» TASK DETAILS: Pull every line that holds the word "View" from the entries.

» EXERCISE MATERIALS:

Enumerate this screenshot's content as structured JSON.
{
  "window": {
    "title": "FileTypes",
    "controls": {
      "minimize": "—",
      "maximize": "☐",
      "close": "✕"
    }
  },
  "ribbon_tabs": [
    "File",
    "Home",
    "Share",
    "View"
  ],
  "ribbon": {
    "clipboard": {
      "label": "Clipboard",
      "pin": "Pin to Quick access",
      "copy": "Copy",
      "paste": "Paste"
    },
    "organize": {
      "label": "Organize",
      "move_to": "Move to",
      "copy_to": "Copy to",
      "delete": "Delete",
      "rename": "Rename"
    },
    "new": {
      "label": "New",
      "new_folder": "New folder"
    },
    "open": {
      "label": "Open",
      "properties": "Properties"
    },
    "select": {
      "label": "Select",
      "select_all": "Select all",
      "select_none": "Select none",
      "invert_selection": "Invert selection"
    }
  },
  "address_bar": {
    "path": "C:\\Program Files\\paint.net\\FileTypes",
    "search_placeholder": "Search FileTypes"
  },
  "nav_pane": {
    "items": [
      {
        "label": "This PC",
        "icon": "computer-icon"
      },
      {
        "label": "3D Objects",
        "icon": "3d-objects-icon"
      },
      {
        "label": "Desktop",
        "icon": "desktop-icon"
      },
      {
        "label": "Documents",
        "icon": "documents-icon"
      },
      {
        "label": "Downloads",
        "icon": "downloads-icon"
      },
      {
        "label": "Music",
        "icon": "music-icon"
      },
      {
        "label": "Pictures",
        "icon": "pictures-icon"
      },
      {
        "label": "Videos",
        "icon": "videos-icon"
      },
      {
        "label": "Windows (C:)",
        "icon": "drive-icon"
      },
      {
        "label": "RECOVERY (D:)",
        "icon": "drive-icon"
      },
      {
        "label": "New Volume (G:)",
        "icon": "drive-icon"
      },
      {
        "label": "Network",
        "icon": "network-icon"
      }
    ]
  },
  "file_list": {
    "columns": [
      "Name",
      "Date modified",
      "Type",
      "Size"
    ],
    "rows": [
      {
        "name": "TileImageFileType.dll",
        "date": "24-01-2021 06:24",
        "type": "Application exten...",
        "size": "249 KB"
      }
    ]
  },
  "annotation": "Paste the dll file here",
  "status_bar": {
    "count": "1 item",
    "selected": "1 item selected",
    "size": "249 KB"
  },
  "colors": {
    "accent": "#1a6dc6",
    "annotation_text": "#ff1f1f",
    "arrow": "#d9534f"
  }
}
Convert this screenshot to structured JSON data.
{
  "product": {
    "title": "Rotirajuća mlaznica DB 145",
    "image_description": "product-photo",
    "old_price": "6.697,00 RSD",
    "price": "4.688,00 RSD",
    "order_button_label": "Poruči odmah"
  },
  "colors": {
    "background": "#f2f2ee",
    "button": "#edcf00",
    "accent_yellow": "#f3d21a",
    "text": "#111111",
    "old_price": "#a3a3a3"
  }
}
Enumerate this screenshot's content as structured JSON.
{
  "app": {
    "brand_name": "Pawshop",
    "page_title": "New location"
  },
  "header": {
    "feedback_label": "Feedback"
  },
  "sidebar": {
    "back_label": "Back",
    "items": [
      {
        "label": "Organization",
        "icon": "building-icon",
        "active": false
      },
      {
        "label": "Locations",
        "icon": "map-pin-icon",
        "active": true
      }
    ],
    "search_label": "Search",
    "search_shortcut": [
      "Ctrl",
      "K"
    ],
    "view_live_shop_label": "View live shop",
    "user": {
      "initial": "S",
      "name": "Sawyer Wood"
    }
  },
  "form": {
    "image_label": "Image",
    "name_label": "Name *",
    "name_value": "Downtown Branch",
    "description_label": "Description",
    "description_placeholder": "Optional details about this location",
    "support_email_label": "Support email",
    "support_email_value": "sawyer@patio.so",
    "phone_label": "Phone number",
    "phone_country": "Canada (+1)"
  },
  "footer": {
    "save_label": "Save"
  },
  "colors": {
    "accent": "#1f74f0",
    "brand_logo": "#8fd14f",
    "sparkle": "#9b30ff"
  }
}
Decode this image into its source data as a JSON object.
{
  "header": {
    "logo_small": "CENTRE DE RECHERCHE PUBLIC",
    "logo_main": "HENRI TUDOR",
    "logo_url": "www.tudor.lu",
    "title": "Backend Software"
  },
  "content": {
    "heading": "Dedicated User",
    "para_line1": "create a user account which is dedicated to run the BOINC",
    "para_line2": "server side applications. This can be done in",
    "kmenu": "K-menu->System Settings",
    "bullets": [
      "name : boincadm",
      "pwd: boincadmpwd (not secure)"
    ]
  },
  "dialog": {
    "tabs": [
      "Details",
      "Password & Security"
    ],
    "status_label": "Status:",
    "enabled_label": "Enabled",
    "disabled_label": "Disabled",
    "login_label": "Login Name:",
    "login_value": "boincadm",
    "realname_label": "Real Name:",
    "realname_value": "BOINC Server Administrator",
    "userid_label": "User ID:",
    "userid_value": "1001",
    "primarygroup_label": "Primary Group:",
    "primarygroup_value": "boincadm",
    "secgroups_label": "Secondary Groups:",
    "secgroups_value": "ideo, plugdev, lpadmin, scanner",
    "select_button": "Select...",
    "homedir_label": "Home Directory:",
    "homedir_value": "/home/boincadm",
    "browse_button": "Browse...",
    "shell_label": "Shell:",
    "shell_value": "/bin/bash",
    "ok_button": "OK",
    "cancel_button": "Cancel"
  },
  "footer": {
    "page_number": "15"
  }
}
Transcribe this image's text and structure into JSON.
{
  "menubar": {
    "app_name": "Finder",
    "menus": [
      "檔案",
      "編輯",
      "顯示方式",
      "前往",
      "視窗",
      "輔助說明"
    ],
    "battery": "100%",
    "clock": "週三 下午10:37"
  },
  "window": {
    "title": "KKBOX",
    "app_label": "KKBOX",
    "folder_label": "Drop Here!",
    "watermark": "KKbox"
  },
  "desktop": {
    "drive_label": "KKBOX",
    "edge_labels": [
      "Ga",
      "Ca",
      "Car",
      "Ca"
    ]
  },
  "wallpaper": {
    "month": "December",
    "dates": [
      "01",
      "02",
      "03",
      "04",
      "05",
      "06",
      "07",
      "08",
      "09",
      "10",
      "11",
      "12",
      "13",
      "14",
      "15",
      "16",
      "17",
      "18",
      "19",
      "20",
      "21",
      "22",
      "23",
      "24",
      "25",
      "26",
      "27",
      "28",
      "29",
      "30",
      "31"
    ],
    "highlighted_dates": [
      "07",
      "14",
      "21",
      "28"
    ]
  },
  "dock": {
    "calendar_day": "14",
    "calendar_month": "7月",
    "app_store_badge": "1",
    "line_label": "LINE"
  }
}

» THE REPLY:
    "View"
    "view_live_shop_label": "View live shop",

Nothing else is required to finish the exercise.